• [THE EXERCISE]: Extract the listing in its entirety, keeping each line identical to the original.

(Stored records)
■ ■ ■ ■ ■ ■ ■
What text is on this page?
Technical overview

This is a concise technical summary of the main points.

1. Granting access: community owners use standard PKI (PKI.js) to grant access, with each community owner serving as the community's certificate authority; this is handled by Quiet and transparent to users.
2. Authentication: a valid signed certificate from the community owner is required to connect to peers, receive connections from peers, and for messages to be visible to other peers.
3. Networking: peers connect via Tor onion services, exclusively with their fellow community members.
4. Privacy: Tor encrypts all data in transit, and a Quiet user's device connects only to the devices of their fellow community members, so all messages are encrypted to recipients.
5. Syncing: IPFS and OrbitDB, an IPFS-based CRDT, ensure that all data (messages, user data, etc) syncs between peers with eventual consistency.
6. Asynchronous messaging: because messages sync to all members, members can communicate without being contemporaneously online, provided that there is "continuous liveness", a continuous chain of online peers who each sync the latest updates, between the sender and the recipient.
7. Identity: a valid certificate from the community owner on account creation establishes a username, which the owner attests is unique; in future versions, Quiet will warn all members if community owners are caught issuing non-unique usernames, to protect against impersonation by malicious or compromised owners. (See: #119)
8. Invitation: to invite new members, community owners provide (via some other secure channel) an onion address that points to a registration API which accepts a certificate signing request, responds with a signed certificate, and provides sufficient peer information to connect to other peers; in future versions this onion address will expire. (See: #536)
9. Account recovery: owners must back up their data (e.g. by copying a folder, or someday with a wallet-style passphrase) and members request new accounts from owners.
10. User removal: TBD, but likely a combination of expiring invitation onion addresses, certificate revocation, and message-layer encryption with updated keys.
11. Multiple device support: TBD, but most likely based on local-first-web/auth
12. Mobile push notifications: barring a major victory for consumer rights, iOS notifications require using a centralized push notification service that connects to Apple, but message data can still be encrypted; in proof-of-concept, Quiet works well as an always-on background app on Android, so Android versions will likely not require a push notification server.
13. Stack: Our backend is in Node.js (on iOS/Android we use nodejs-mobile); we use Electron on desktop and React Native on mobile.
■ ■ ■ ■ ■ ■ ■
• [ANSWER TO THE TASK]:
What text is on this page?
Technical overview

This is a concise technical summary of the main points.

1. Granting access: community owners use standard PKI (PKI.js) to grant access, with each community owner serving as the community's certificate authority; this is handled by Quiet and transparent to users.
2. Authentication: a valid signed certificate from the community owner is required to connect to peers, receive connections from peers, and for messages to be visible to other peers.
3. Networking: peers connect via Tor onion services, exclusively with their fellow community members.
4. Privacy: Tor encrypts all data in transit, and a Quiet user's device connects only to the devices of their fellow community members, so all messages are encrypted to recipients.
5. Syncing: IPFS and OrbitDB, an IPFS-based CRDT, ensure that all data (messages, user data, etc) syncs between peers with eventual consistency.
6. Asynchronous messaging: because messages sync to all members, members can communicate without being contemporaneously online, provided that there is "continuous liveness", a continuous chain of online peers who each sync the latest updates, between the sender and the recipient.
7. Identity: a valid certificate from the community owner on account creation establishes a username, which the owner attests is unique; in future versions, Quiet will warn all members if community owners are caught issuing non-unique usernames, to protect against impersonation by malicious or compromised owners. (See: #119)
8. Invitation: to invite new members, community owners provide (via some other secure channel) an onion address that points to a registration API which accepts a certificate signing request, responds with a signed certificate, and provides sufficient peer information to connect to other peers; in future versions this onion address will expire. (See: #536)
9. Account recovery: owners must back up their data (e.g. by copying a folder, or someday with a wallet-style passphrase) and members request new accounts from owners.
10. User removal: TBD, but likely a combination of expiring invitation onion addresses, certificate revocation, and message-layer encryption with updated keys.
11. Multiple device support: TBD, but most likely based on local-first-web/auth
12. Mobile push notifications: barring a major victory for consumer rights, iOS notifications require using a centralized push notification service that connects to Apple, but message data can still be encrypted; in proof-of-concept, Quiet works well as an always-on background app on Android, so Android versions will likely not require a push notification server.
13. Stack: Our backend is in Node.js (on iOS/Android we use nodejs-mobile); we use Electron on desktop and React Native on mobile.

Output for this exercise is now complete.